Figure dataset records:
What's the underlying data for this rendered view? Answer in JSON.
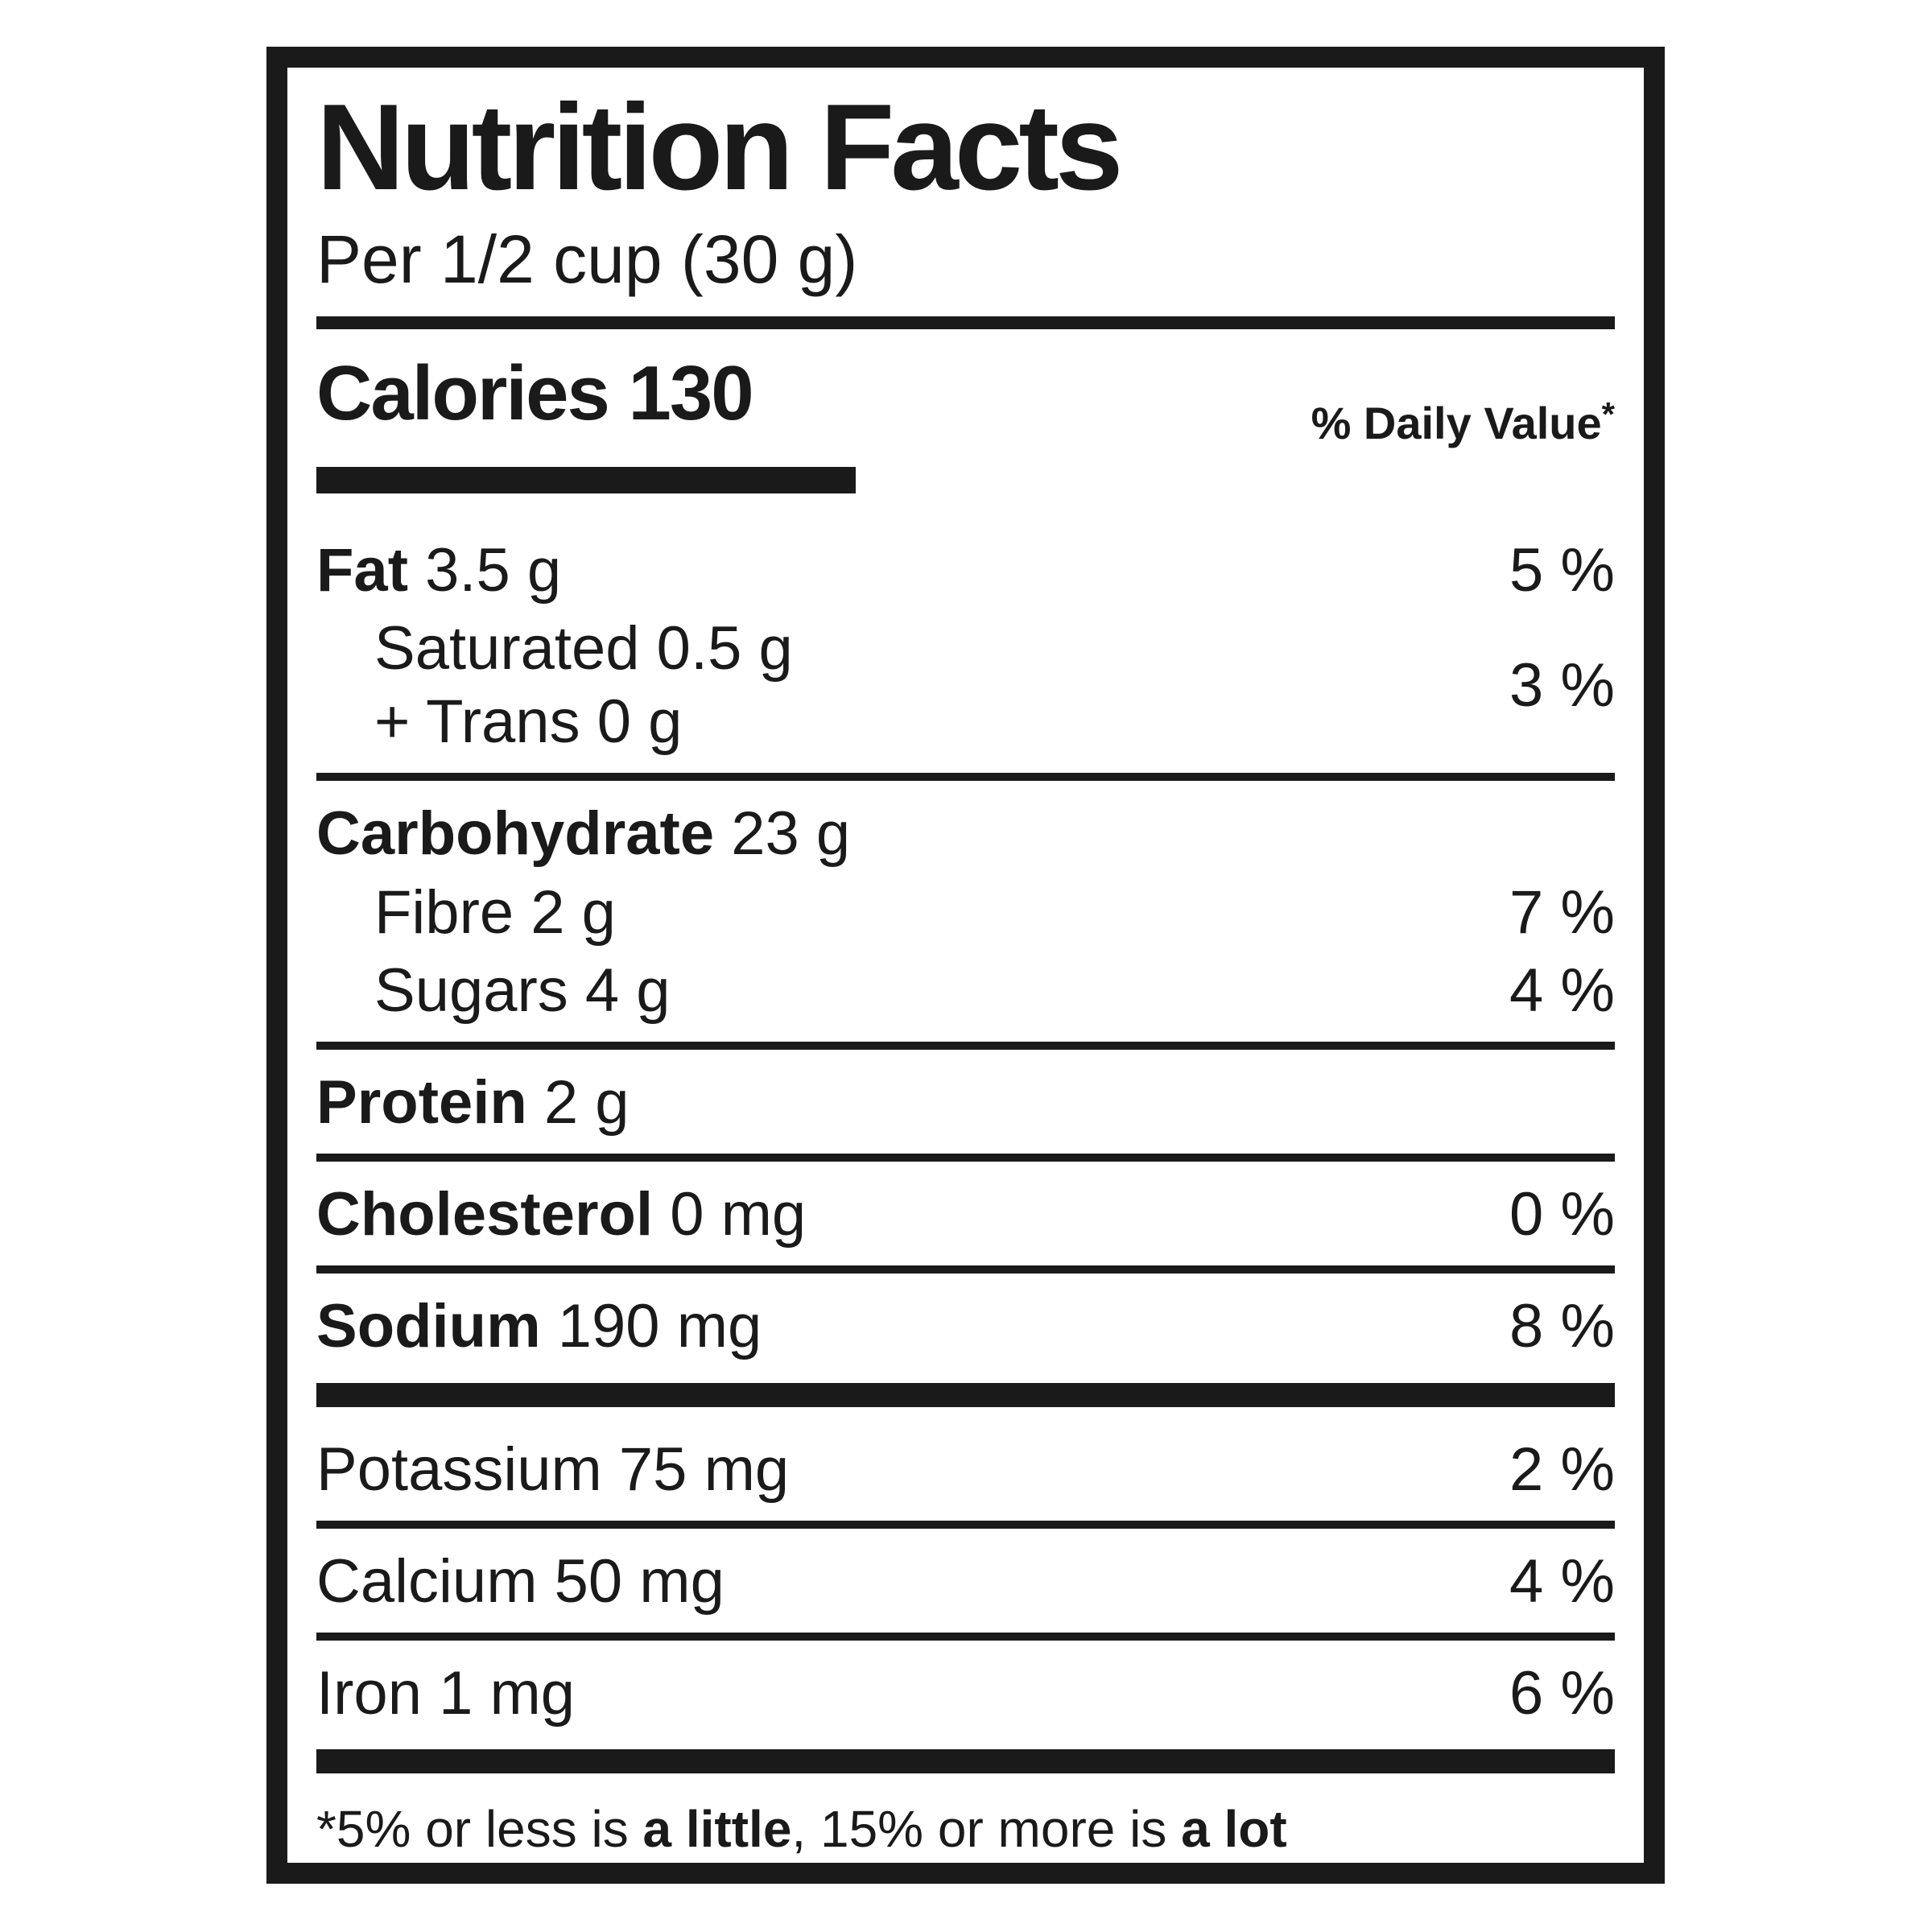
{
  "colors": {
    "ink": "#1a1a1a",
    "background": "#ffffff"
  },
  "label": {
    "title": "Nutrition Facts",
    "serving": "Per 1/2 cup (30 g)",
    "calories": "Calories 130",
    "daily_value_header": "% Daily Value",
    "daily_value_asterisk": "*",
    "body": [
      {
        "type": "row",
        "bold": "Fat",
        "text": " 3.5 g",
        "percent": "5 %"
      },
      {
        "type": "group",
        "lines": [
          "Saturated 0.5 g",
          "+ Trans 0 g"
        ],
        "percent": "3 %"
      },
      {
        "type": "rule"
      },
      {
        "type": "row",
        "bold": "Carbohydrate",
        "text": " 23 g",
        "percent": ""
      },
      {
        "type": "row",
        "indent": true,
        "text": "Fibre 2 g",
        "percent": "7 %"
      },
      {
        "type": "row",
        "indent": true,
        "text": "Sugars 4 g",
        "percent": "4 %"
      },
      {
        "type": "rule"
      },
      {
        "type": "row",
        "bold": "Protein",
        "text": " 2 g",
        "percent": ""
      },
      {
        "type": "rule"
      },
      {
        "type": "row",
        "bold": "Cholesterol",
        "text": " 0 mg",
        "percent": "0 %"
      },
      {
        "type": "rule"
      },
      {
        "type": "row",
        "bold": "Sodium",
        "text": " 190 mg",
        "percent": "8 %"
      },
      {
        "type": "thickbar"
      },
      {
        "type": "row",
        "text": "Potassium 75 mg",
        "percent": "2 %"
      },
      {
        "type": "rule"
      },
      {
        "type": "row",
        "text": "Calcium 50 mg",
        "percent": "4 %"
      },
      {
        "type": "rule"
      },
      {
        "type": "row",
        "text": "Iron 1 mg",
        "percent": "6 %"
      },
      {
        "type": "thickbar"
      }
    ],
    "footnote": {
      "prefix": "*5% or less is ",
      "bold1": "a little",
      "middle": ", 15% or more is ",
      "bold2": "a lot"
    }
  }
}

YOUR OBJECTIVE >> Once the images are removed, print the remaining data exactly as it appears above.

ANSWER FOR THE TASK >>
What's the underlying data for this rendered view? Answer in JSON.
{
  "colors": {
    "ink": "#1a1a1a",
    "background": "#ffffff"
  },
  "label": {
    "title": "Nutrition Facts",
    "serving": "Per 1/2 cup (30 g)",
    "calories": "Calories 130",
    "daily_value_header": "% Daily Value",
    "daily_value_asterisk": "*",
    "body": [
      {
        "type": "row",
        "bold": "Fat",
        "text": " 3.5 g",
        "percent": "5 %"
      },
      {
        "type": "group",
        "lines": [
          "Saturated 0.5 g",
          "+ Trans 0 g"
        ],
        "percent": "3 %"
      },
      {
        "type": "rule"
      },
      {
        "type": "row",
        "bold": "Carbohydrate",
        "text": " 23 g",
        "percent": ""
      },
      {
        "type": "row",
        "indent": true,
        "text": "Fibre 2 g",
        "percent": "7 %"
      },
      {
        "type": "row",
        "indent": true,
        "text": "Sugars 4 g",
        "percent": "4 %"
      },
      {
        "type": "rule"
      },
      {
        "type": "row",
        "bold": "Protein",
        "text": " 2 g",
        "percent": ""
      },
      {
        "type": "rule"
      },
      {
        "type": "row",
        "bold": "Cholesterol",
        "text": " 0 mg",
        "percent": "0 %"
      },
      {
        "type": "rule"
      },
      {
        "type": "row",
        "bold": "Sodium",
        "text": " 190 mg",
        "percent": "8 %"
      },
      {
        "type": "thickbar"
      },
      {
        "type": "row",
        "text": "Potassium 75 mg",
        "percent": "2 %"
      },
      {
        "type": "rule"
      },
      {
        "type": "row",
        "text": "Calcium 50 mg",
        "percent": "4 %"
      },
      {
        "type": "rule"
      },
      {
        "type": "row",
        "text": "Iron 1 mg",
        "percent": "6 %"
      },
      {
        "type": "thickbar"
      }
    ],
    "footnote": {
      "prefix": "*5% or less is ",
      "bold1": "a little",
      "middle": ", 15% or more is ",
      "bold2": "a lot"
    }
  }
}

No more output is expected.